**Written exercise**
Reproduce the listing below without changes, except that pictures are left out.

* BEGIN *

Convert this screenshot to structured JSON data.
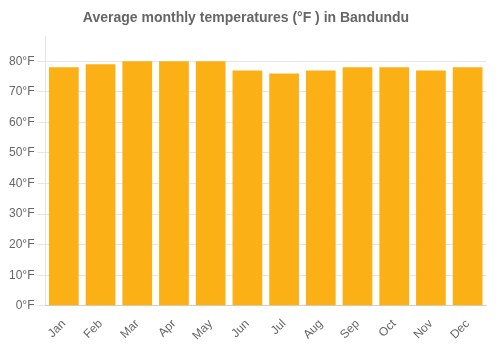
{
  "chart_data": {
    "type": "bar",
    "title": "Average monthly temperatures (°F ) in Bandundu",
    "categories": [
      "Jan",
      "Feb",
      "Mar",
      "Apr",
      "May",
      "Jun",
      "Jul",
      "Aug",
      "Sep",
      "Oct",
      "Nov",
      "Dec"
    ],
    "values": [
      78,
      79,
      80,
      80,
      80,
      77,
      76,
      77,
      78,
      78,
      77,
      78
    ],
    "color": "#FBB116",
    "ylim": [
      0,
      88
    ],
    "yticks": [
      {
        "value": 0,
        "label": "0°F"
      },
      {
        "value": 10,
        "label": "10°F"
      },
      {
        "value": 20,
        "label": "20°F"
      },
      {
        "value": 30,
        "label": "30°F"
      },
      {
        "value": 40,
        "label": "40°F"
      },
      {
        "value": 50,
        "label": "50°F"
      },
      {
        "value": 60,
        "label": "60°F"
      },
      {
        "value": 70,
        "label": "70°F"
      },
      {
        "value": 80,
        "label": "80°F"
      }
    ],
    "grid": true
  }
}
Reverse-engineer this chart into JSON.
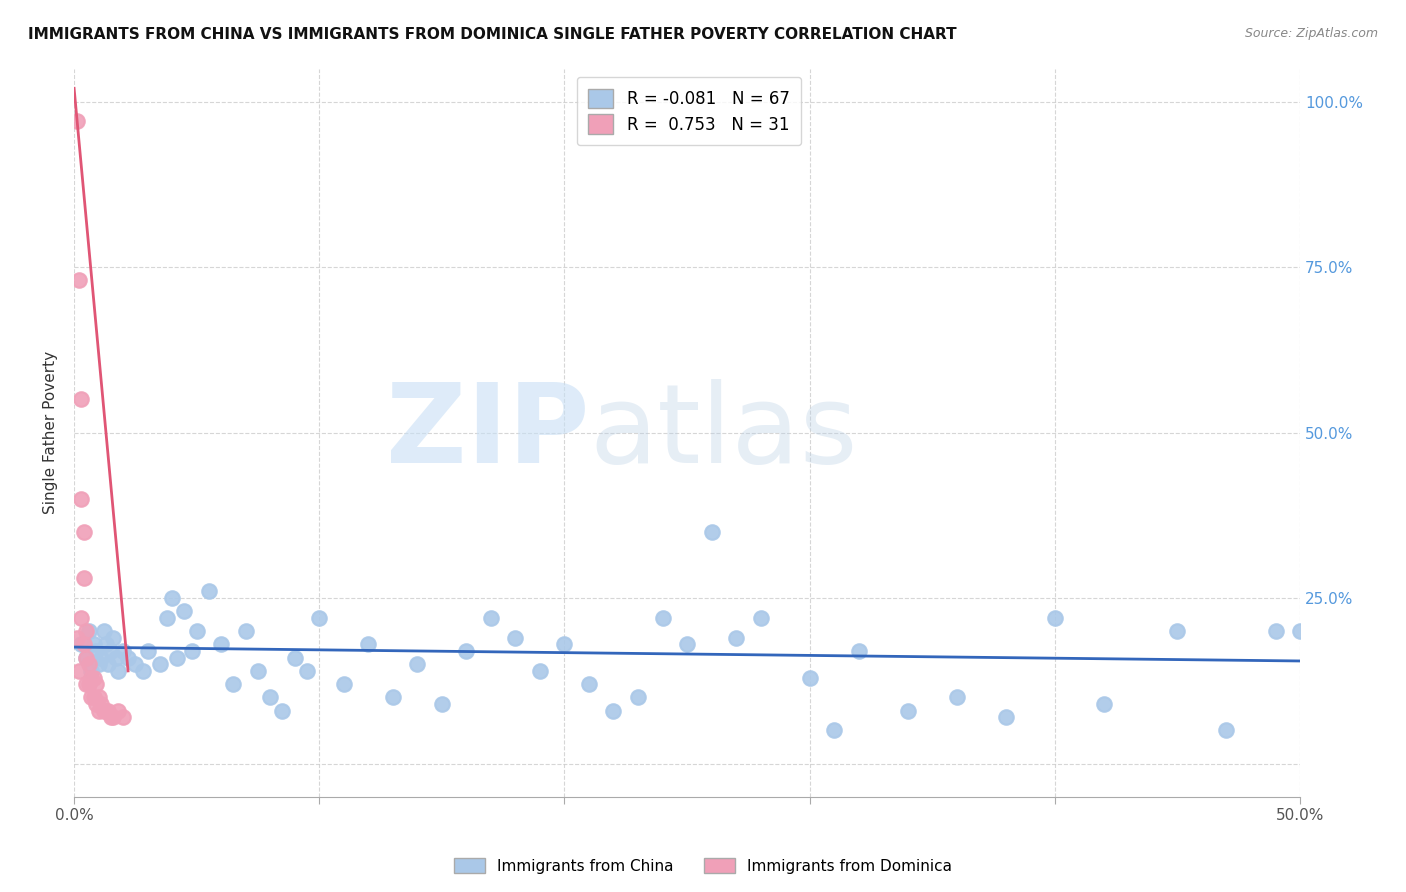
{
  "title": "IMMIGRANTS FROM CHINA VS IMMIGRANTS FROM DOMINICA SINGLE FATHER POVERTY CORRELATION CHART",
  "source": "Source: ZipAtlas.com",
  "ylabel": "Single Father Poverty",
  "xlim": [
    0.0,
    0.5
  ],
  "ylim": [
    -0.05,
    1.05
  ],
  "legend_r_china": "-0.081",
  "legend_n_china": "67",
  "legend_r_dominica": "0.753",
  "legend_n_dominica": "31",
  "china_color": "#aac8e8",
  "dominica_color": "#f0a0b8",
  "china_line_color": "#3366bb",
  "dominica_line_color": "#e05575",
  "china_x": [
    0.003,
    0.005,
    0.006,
    0.007,
    0.008,
    0.009,
    0.01,
    0.011,
    0.012,
    0.013,
    0.014,
    0.015,
    0.016,
    0.017,
    0.018,
    0.02,
    0.022,
    0.025,
    0.028,
    0.03,
    0.035,
    0.038,
    0.04,
    0.042,
    0.045,
    0.048,
    0.05,
    0.055,
    0.06,
    0.065,
    0.07,
    0.075,
    0.08,
    0.085,
    0.09,
    0.095,
    0.1,
    0.11,
    0.12,
    0.13,
    0.14,
    0.15,
    0.16,
    0.17,
    0.18,
    0.19,
    0.2,
    0.21,
    0.22,
    0.23,
    0.24,
    0.25,
    0.26,
    0.27,
    0.28,
    0.3,
    0.31,
    0.32,
    0.34,
    0.36,
    0.38,
    0.4,
    0.42,
    0.45,
    0.47,
    0.49,
    0.5
  ],
  "china_y": [
    0.18,
    0.16,
    0.2,
    0.14,
    0.18,
    0.17,
    0.15,
    0.16,
    0.2,
    0.18,
    0.15,
    0.17,
    0.19,
    0.16,
    0.14,
    0.17,
    0.16,
    0.15,
    0.14,
    0.17,
    0.15,
    0.22,
    0.25,
    0.16,
    0.23,
    0.17,
    0.2,
    0.26,
    0.18,
    0.12,
    0.2,
    0.14,
    0.1,
    0.08,
    0.16,
    0.14,
    0.22,
    0.12,
    0.18,
    0.1,
    0.15,
    0.09,
    0.17,
    0.22,
    0.19,
    0.14,
    0.18,
    0.12,
    0.08,
    0.1,
    0.22,
    0.18,
    0.35,
    0.19,
    0.22,
    0.13,
    0.05,
    0.17,
    0.08,
    0.1,
    0.07,
    0.22,
    0.09,
    0.2,
    0.05,
    0.2,
    0.2
  ],
  "dominica_x": [
    0.001,
    0.001,
    0.002,
    0.002,
    0.003,
    0.003,
    0.003,
    0.004,
    0.004,
    0.004,
    0.005,
    0.005,
    0.005,
    0.006,
    0.006,
    0.007,
    0.007,
    0.008,
    0.008,
    0.009,
    0.009,
    0.01,
    0.01,
    0.011,
    0.012,
    0.013,
    0.014,
    0.015,
    0.016,
    0.018,
    0.02
  ],
  "dominica_y": [
    0.97,
    0.19,
    0.73,
    0.14,
    0.55,
    0.4,
    0.22,
    0.35,
    0.28,
    0.18,
    0.2,
    0.16,
    0.12,
    0.15,
    0.12,
    0.13,
    0.1,
    0.13,
    0.1,
    0.12,
    0.09,
    0.1,
    0.08,
    0.09,
    0.08,
    0.08,
    0.08,
    0.07,
    0.07,
    0.08,
    0.07
  ],
  "dominica_line_x0": 0.0,
  "dominica_line_x1": 0.022,
  "dominica_line_y0": 1.02,
  "dominica_line_y1": 0.14,
  "china_line_x0": 0.0,
  "china_line_x1": 0.5,
  "china_line_y0": 0.176,
  "china_line_y1": 0.155
}
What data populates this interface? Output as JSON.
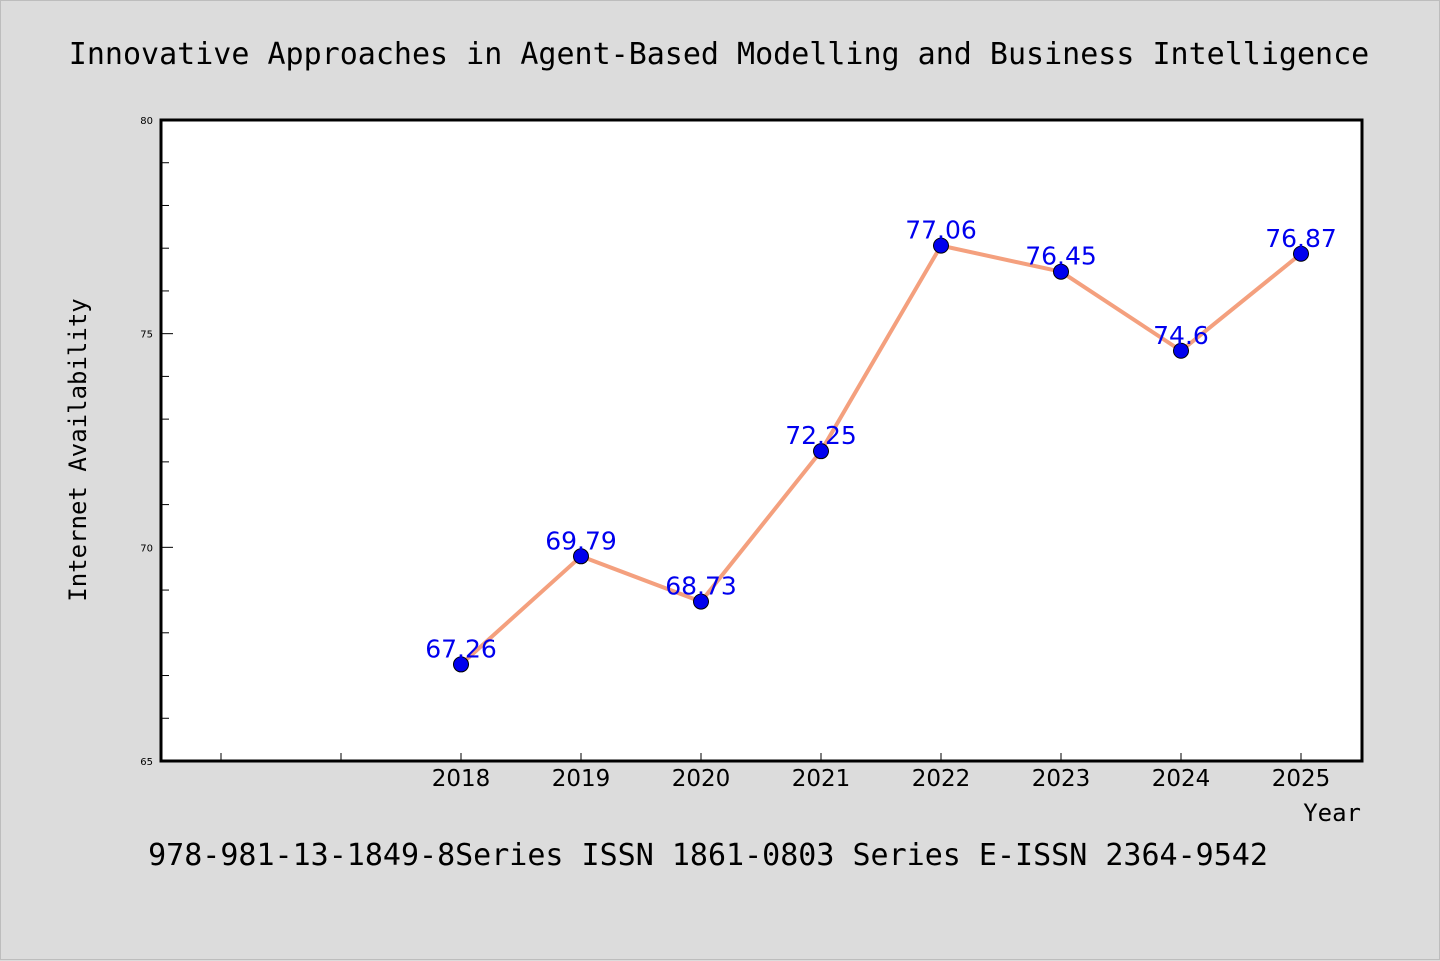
{
  "chart_data": {
    "type": "line",
    "title": "Innovative Approaches in Agent-Based Modelling and Business Intelligence",
    "footer": "978-981-13-1849-8Series ISSN 1861-0803 Series E-ISSN 2364-9542",
    "xlabel": "Year",
    "ylabel": "Internet Availability",
    "ylim": [
      65,
      80
    ],
    "yticks": [
      "65",
      "70",
      "75",
      "80"
    ],
    "categories": [
      "2018",
      "2019",
      "2020",
      "2021",
      "2022",
      "2023",
      "2024",
      "2025"
    ],
    "series": [
      {
        "values": [
          67.26,
          69.79,
          68.73,
          72.25,
          77.06,
          76.45,
          74.6,
          76.87
        ],
        "labels": [
          "67.26",
          "69.79",
          "68.73",
          "72.25",
          "77.06",
          "76.45",
          "74.6",
          "76.87"
        ],
        "line_color": "#f4a07e",
        "marker_color": "#0000ee",
        "label_color": "#0000ee"
      }
    ],
    "grid": false,
    "legend": "none"
  }
}
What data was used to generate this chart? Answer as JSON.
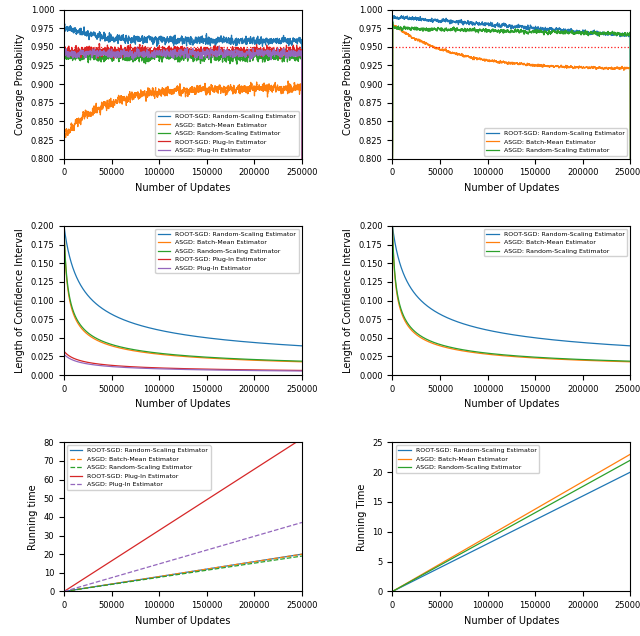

* END *

**Answer**
Convert this screenshot to structured JSON data.
{
  "chart_data": {
    "type": "bar",
    "title": "Average monthly temperatures (°F ) in Bandundu",
    "categories": [
      "Jan",
      "Feb",
      "Mar",
      "Apr",
      "May",
      "Jun",
      "Jul",
      "Aug",
      "Sep",
      "Oct",
      "Nov",
      "Dec"
    ],
    "values": [
      78,
      79,
      80,
      80,
      80,
      77,
      76,
      77,
      78,
      78,
      77,
      78
    ],
    "color": "#FBB116",
    "ylim": [
      0,
      88
    ],
    "yticks": [
      {
        "value": 0,
        "label": "0°F"
      },
      {
        "value": 10,
        "label": "10°F"
      },
      {
        "value": 20,
        "label": "20°F"
      },
      {
        "value": 30,
        "label": "30°F"
      },
      {
        "value": 40,
        "label": "40°F"
      },
      {
        "value": 50,
        "label": "50°F"
      },
      {
        "value": 60,
        "label": "60°F"
      },
      {
        "value": 70,
        "label": "70°F"
      },
      {
        "value": 80,
        "label": "80°F"
      }
    ],
    "grid": true
  }
}
Reverse-engineer this chart into JSON.
{
  "title": "IMMIGRANTS FROM CHINA VS IMMIGRANTS FROM DOMINICA SINGLE FATHER POVERTY CORRELATION CHART",
  "source": "Source: ZipAtlas.com",
  "ylabel": "Single Father Poverty",
  "xlim": [
    0.0,
    0.5
  ],
  "ylim": [
    -0.05,
    1.05
  ],
  "legend_r_china": "-0.081",
  "legend_n_china": "67",
  "legend_r_dominica": "0.753",
  "legend_n_dominica": "31",
  "china_color": "#aac8e8",
  "dominica_color": "#f0a0b8",
  "china_line_color": "#3366bb",
  "dominica_line_color": "#e05575",
  "china_x": [
    0.003,
    0.005,
    0.006,
    0.007,
    0.008,
    0.009,
    0.01,
    0.011,
    0.012,
    0.013,
    0.014,
    0.015,
    0.016,
    0.017,
    0.018,
    0.02,
    0.022,
    0.025,
    0.028,
    0.03,
    0.035,
    0.038,
    0.04,
    0.042,
    0.045,
    0.048,
    0.05,
    0.055,
    0.06,
    0.065,
    0.07,
    0.075,
    0.08,
    0.085,
    0.09,
    0.095,
    0.1,
    0.11,
    0.12,
    0.13,
    0.14,
    0.15,
    0.16,
    0.17,
    0.18,
    0.19,
    0.2,
    0.21,
    0.22,
    0.23,
    0.24,
    0.25,
    0.26,
    0.27,
    0.28,
    0.3,
    0.31,
    0.32,
    0.34,
    0.36,
    0.38,
    0.4,
    0.42,
    0.45,
    0.47,
    0.49,
    0.5
  ],
  "china_y": [
    0.18,
    0.16,
    0.2,
    0.14,
    0.18,
    0.17,
    0.15,
    0.16,
    0.2,
    0.18,
    0.15,
    0.17,
    0.19,
    0.16,
    0.14,
    0.17,
    0.16,
    0.15,
    0.14,
    0.17,
    0.15,
    0.22,
    0.25,
    0.16,
    0.23,
    0.17,
    0.2,
    0.26,
    0.18,
    0.12,
    0.2,
    0.14,
    0.1,
    0.08,
    0.16,
    0.14,
    0.22,
    0.12,
    0.18,
    0.1,
    0.15,
    0.09,
    0.17,
    0.22,
    0.19,
    0.14,
    0.18,
    0.12,
    0.08,
    0.1,
    0.22,
    0.18,
    0.35,
    0.19,
    0.22,
    0.13,
    0.05,
    0.17,
    0.08,
    0.1,
    0.07,
    0.22,
    0.09,
    0.2,
    0.05,
    0.2,
    0.2
  ],
  "dominica_x": [
    0.001,
    0.001,
    0.002,
    0.002,
    0.003,
    0.003,
    0.003,
    0.004,
    0.004,
    0.004,
    0.005,
    0.005,
    0.005,
    0.006,
    0.006,
    0.007,
    0.007,
    0.008,
    0.008,
    0.009,
    0.009,
    0.01,
    0.01,
    0.011,
    0.012,
    0.013,
    0.014,
    0.015,
    0.016,
    0.018,
    0.02
  ],
  "dominica_y": [
    0.97,
    0.19,
    0.73,
    0.14,
    0.55,
    0.4,
    0.22,
    0.35,
    0.28,
    0.18,
    0.2,
    0.16,
    0.12,
    0.15,
    0.12,
    0.13,
    0.1,
    0.13,
    0.1,
    0.12,
    0.09,
    0.1,
    0.08,
    0.09,
    0.08,
    0.08,
    0.08,
    0.07,
    0.07,
    0.08,
    0.07
  ],
  "dominica_line_x0": 0.0,
  "dominica_line_x1": 0.022,
  "dominica_line_y0": 1.02,
  "dominica_line_y1": 0.14,
  "china_line_x0": 0.0,
  "china_line_x1": 0.5,
  "china_line_y0": 0.176,
  "china_line_y1": 0.155
}
What data populates this interface? Output as JSON.
{
  "chart_data": {
    "type": "line",
    "title": "Innovative Approaches in Agent-Based Modelling and Business Intelligence",
    "footer": "978-981-13-1849-8Series ISSN 1861-0803 Series E-ISSN 2364-9542",
    "xlabel": "Year",
    "ylabel": "Internet Availability",
    "ylim": [
      65,
      80
    ],
    "yticks": [
      "65",
      "70",
      "75",
      "80"
    ],
    "categories": [
      "2018",
      "2019",
      "2020",
      "2021",
      "2022",
      "2023",
      "2024",
      "2025"
    ],
    "series": [
      {
        "values": [
          67.26,
          69.79,
          68.73,
          72.25,
          77.06,
          76.45,
          74.6,
          76.87
        ],
        "labels": [
          "67.26",
          "69.79",
          "68.73",
          "72.25",
          "77.06",
          "76.45",
          "74.6",
          "76.87"
        ],
        "line_color": "#f4a07e",
        "marker_color": "#0000ee",
        "label_color": "#0000ee"
      }
    ],
    "grid": false,
    "legend": "none"
  }
}
What data was used to generate this chart? Answer as JSON.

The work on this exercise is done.